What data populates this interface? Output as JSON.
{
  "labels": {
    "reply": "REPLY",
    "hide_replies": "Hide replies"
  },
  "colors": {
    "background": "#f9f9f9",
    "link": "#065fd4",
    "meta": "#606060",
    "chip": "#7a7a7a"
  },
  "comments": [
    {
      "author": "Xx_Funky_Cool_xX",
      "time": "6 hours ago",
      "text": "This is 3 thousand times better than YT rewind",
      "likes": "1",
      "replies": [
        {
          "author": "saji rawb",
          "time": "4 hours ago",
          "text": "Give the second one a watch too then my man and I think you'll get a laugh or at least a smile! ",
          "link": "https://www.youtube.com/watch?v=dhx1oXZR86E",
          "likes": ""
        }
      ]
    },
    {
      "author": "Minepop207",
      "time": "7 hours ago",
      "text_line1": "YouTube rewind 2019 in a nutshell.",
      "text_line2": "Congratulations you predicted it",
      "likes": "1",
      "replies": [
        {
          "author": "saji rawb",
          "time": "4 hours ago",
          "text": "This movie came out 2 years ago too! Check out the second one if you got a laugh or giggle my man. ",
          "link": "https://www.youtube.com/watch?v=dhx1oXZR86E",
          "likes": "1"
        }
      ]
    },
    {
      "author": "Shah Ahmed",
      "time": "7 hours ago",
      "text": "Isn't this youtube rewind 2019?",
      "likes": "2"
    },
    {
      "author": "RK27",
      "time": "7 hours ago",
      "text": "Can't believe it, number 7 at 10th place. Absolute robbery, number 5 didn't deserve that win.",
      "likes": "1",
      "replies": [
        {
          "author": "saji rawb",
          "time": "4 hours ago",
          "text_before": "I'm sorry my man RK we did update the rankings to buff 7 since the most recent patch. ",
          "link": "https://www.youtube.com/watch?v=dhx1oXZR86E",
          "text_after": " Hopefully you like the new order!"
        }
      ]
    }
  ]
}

▬▬▬▬▬▬

--- WHAT THE EXERCISE ASKS ---
Extract every entry in the listing word for word.

--- COMPLETE OUTPUT ---
What data populates this interface? Output as JSON.
{
  "labels": {
    "reply": "REPLY",
    "hide_replies": "Hide replies"
  },
  "colors": {
    "background": "#f9f9f9",
    "link": "#065fd4",
    "meta": "#606060",
    "chip": "#7a7a7a"
  },
  "comments": [
    {
      "author": "Xx_Funky_Cool_xX",
      "time": "6 hours ago",
      "text": "This is 3 thousand times better than YT rewind",
      "likes": "1",
      "replies": [
        {
          "author": "saji rawb",
          "time": "4 hours ago",
          "text": "Give the second one a watch too then my man and I think you'll get a laugh or at least a smile! ",
          "link": "https://www.youtube.com/watch?v=dhx1oXZR86E",
          "likes": ""
        }
      ]
    },
    {
      "author": "Minepop207",
      "time": "7 hours ago",
      "text_line1": "YouTube rewind 2019 in a nutshell.",
      "text_line2": "Congratulations you predicted it",
      "likes": "1",
      "replies": [
        {
          "author": "saji rawb",
          "time": "4 hours ago",
          "text": "This movie came out 2 years ago too! Check out the second one if you got a laugh or giggle my man. ",
          "link": "https://www.youtube.com/watch?v=dhx1oXZR86E",
          "likes": "1"
        }
      ]
    },
    {
      "author": "Shah Ahmed",
      "time": "7 hours ago",
      "text": "Isn't this youtube rewind 2019?",
      "likes": "2"
    },
    {
      "author": "RK27",
      "time": "7 hours ago",
      "text": "Can't believe it, number 7 at 10th place. Absolute robbery, number 5 didn't deserve that win.",
      "likes": "1",
      "replies": [
        {
          "author": "saji rawb",
          "time": "4 hours ago",
          "text_before": "I'm sorry my man RK we did update the rankings to buff 7 since the most recent patch. ",
          "link": "https://www.youtube.com/watch?v=dhx1oXZR86E",
          "text_after": " Hopefully you like the new order!"
        }
      ]
    }
  ]
}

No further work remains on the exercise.